- **EXERCISE INSTRUCTIONS**
Filter the entries below, keeping every line that has the word "this".

--- Begin ROWS ---

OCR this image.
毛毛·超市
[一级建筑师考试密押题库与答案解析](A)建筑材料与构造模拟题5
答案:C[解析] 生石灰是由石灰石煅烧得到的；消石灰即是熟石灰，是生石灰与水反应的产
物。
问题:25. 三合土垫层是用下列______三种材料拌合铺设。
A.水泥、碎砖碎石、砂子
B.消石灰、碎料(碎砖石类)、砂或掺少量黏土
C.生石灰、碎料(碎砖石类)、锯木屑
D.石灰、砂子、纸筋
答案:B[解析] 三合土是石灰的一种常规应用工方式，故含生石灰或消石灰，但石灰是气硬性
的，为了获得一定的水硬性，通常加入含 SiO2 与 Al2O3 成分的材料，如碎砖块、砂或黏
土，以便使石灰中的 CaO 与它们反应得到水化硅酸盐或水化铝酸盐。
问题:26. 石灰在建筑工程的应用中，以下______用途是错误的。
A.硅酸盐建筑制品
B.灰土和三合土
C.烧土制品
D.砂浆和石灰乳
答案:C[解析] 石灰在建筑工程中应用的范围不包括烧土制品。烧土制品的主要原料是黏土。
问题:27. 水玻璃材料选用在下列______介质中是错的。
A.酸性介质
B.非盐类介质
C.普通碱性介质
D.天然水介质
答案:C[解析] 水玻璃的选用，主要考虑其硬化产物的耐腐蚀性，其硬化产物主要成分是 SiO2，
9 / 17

--- End ROWS ---
--- Begin ROWS ---

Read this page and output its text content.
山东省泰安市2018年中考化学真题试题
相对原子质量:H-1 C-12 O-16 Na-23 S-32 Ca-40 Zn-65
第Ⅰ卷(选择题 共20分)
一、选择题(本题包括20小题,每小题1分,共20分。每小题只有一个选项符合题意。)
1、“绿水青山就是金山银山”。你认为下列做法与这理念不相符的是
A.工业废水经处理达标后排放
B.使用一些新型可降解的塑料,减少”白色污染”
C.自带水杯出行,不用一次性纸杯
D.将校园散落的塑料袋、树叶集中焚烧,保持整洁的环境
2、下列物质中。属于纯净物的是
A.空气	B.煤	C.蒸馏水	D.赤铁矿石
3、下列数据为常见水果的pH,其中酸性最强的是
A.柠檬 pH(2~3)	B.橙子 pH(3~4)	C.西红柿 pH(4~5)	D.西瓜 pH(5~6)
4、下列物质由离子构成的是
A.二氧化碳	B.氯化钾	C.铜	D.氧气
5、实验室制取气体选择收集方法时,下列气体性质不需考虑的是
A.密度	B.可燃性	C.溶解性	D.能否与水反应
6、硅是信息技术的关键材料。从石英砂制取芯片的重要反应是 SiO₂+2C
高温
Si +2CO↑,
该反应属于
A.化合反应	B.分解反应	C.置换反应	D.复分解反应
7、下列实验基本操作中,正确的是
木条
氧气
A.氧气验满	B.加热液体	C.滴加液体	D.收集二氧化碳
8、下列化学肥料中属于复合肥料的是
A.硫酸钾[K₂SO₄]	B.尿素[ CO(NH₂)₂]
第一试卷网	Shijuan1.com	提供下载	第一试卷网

--- End ROWS ---
--- Begin ROWS ---

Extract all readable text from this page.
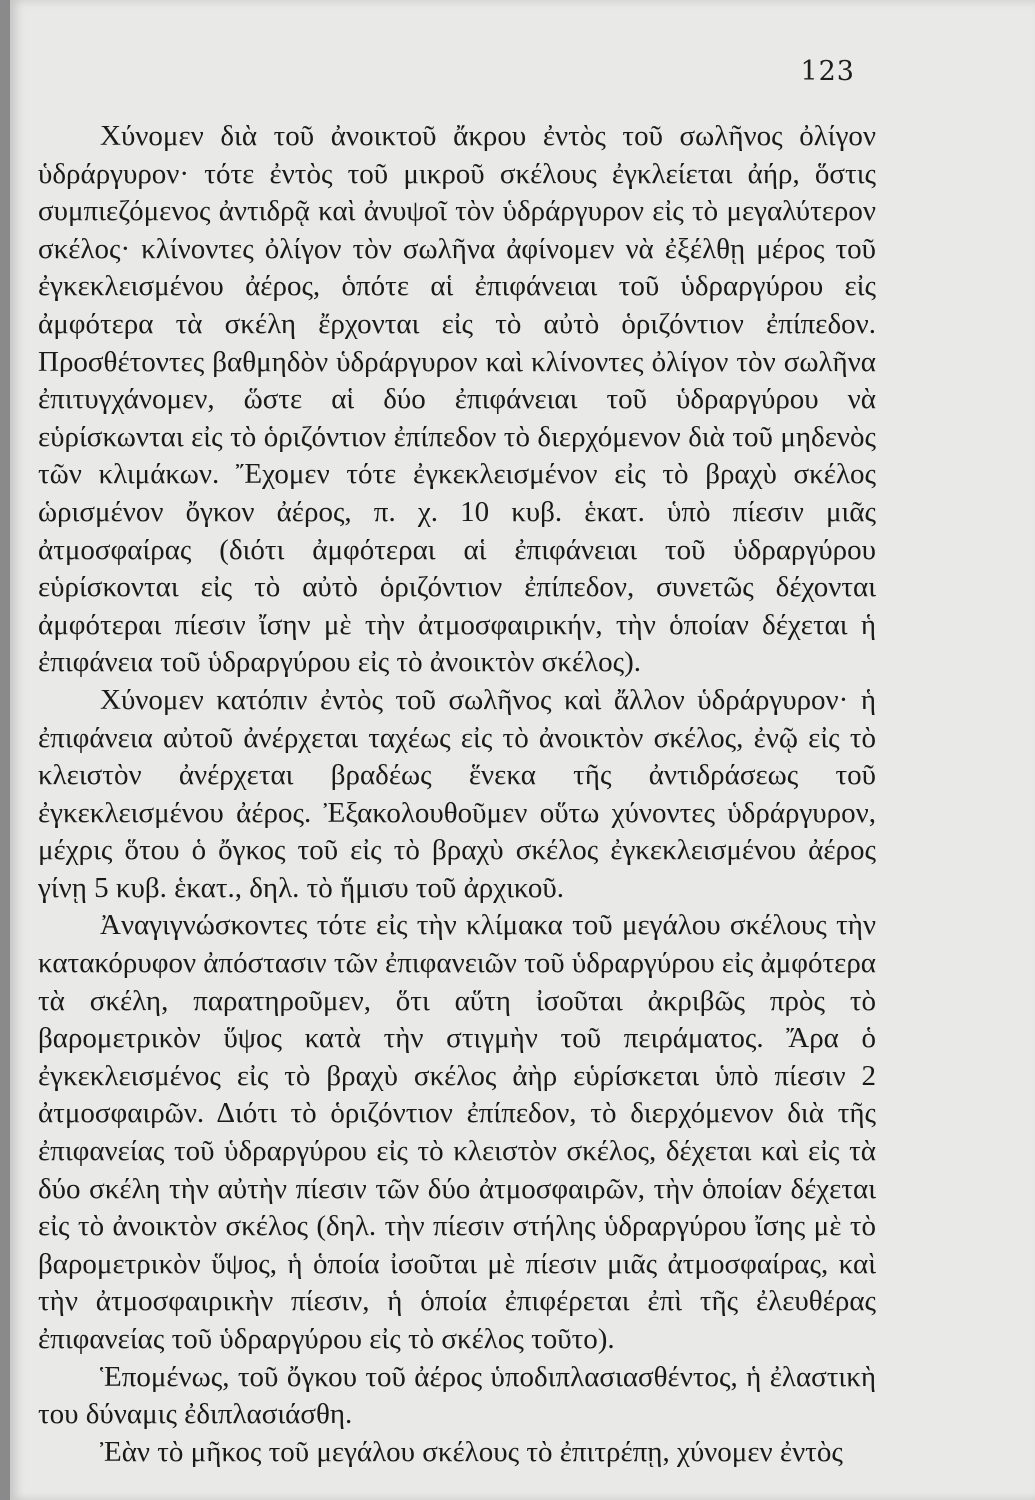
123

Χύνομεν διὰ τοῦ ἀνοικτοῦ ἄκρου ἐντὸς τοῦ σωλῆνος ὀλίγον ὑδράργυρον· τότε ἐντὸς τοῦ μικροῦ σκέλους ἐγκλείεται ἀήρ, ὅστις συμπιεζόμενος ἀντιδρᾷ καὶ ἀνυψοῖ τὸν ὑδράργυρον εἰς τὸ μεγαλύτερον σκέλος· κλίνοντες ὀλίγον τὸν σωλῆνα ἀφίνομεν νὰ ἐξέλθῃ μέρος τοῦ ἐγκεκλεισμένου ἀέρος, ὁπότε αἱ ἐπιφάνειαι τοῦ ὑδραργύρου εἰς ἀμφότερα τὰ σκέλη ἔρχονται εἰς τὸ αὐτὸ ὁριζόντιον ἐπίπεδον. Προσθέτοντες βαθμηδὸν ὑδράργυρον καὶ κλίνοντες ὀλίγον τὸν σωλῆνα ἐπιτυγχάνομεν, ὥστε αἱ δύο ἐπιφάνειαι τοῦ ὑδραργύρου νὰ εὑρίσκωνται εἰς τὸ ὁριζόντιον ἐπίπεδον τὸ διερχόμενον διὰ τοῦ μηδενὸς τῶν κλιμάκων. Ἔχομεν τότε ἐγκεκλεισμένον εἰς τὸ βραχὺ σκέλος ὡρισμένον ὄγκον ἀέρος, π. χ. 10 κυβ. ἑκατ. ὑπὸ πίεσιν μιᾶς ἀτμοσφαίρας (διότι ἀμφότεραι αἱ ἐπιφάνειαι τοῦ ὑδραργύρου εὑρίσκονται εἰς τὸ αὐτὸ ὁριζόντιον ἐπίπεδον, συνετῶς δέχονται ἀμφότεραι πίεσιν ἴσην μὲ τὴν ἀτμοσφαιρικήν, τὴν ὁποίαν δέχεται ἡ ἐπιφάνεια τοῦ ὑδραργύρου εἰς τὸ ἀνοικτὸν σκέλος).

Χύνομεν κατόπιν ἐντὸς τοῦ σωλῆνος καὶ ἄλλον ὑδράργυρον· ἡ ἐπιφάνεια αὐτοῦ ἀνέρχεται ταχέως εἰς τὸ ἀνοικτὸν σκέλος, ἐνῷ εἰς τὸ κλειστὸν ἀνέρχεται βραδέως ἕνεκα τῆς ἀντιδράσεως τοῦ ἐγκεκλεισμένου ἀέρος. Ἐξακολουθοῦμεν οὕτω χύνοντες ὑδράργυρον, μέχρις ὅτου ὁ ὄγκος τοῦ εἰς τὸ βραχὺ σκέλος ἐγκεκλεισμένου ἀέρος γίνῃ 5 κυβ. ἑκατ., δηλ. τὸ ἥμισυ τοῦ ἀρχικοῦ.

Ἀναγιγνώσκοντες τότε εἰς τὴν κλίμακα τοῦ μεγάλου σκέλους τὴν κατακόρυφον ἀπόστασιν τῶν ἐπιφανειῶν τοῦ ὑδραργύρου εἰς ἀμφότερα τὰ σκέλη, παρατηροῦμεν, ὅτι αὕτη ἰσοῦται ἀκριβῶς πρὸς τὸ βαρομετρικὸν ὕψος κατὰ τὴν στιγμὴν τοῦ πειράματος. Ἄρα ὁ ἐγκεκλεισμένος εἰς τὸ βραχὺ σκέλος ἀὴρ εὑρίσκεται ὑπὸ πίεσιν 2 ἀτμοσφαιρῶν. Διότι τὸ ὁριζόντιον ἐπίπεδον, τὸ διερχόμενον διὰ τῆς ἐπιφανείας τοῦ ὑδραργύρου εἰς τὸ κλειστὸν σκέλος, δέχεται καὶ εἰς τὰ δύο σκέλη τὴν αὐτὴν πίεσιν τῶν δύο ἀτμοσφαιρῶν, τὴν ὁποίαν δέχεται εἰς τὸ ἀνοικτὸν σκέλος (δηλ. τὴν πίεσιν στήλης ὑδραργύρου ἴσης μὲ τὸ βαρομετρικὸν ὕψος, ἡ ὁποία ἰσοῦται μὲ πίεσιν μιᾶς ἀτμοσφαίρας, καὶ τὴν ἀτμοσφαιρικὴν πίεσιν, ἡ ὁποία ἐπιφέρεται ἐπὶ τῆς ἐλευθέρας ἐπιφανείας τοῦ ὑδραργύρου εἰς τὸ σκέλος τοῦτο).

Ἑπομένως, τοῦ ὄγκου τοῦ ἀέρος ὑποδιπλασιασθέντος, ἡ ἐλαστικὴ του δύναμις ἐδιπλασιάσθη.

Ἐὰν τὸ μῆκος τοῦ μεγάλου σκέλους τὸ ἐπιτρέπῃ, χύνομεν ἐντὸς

--- End ROWS ---

- **COMPLETE ANSWER**
OCR this image.
Read this page and output its text content.
Extract all readable text from this page.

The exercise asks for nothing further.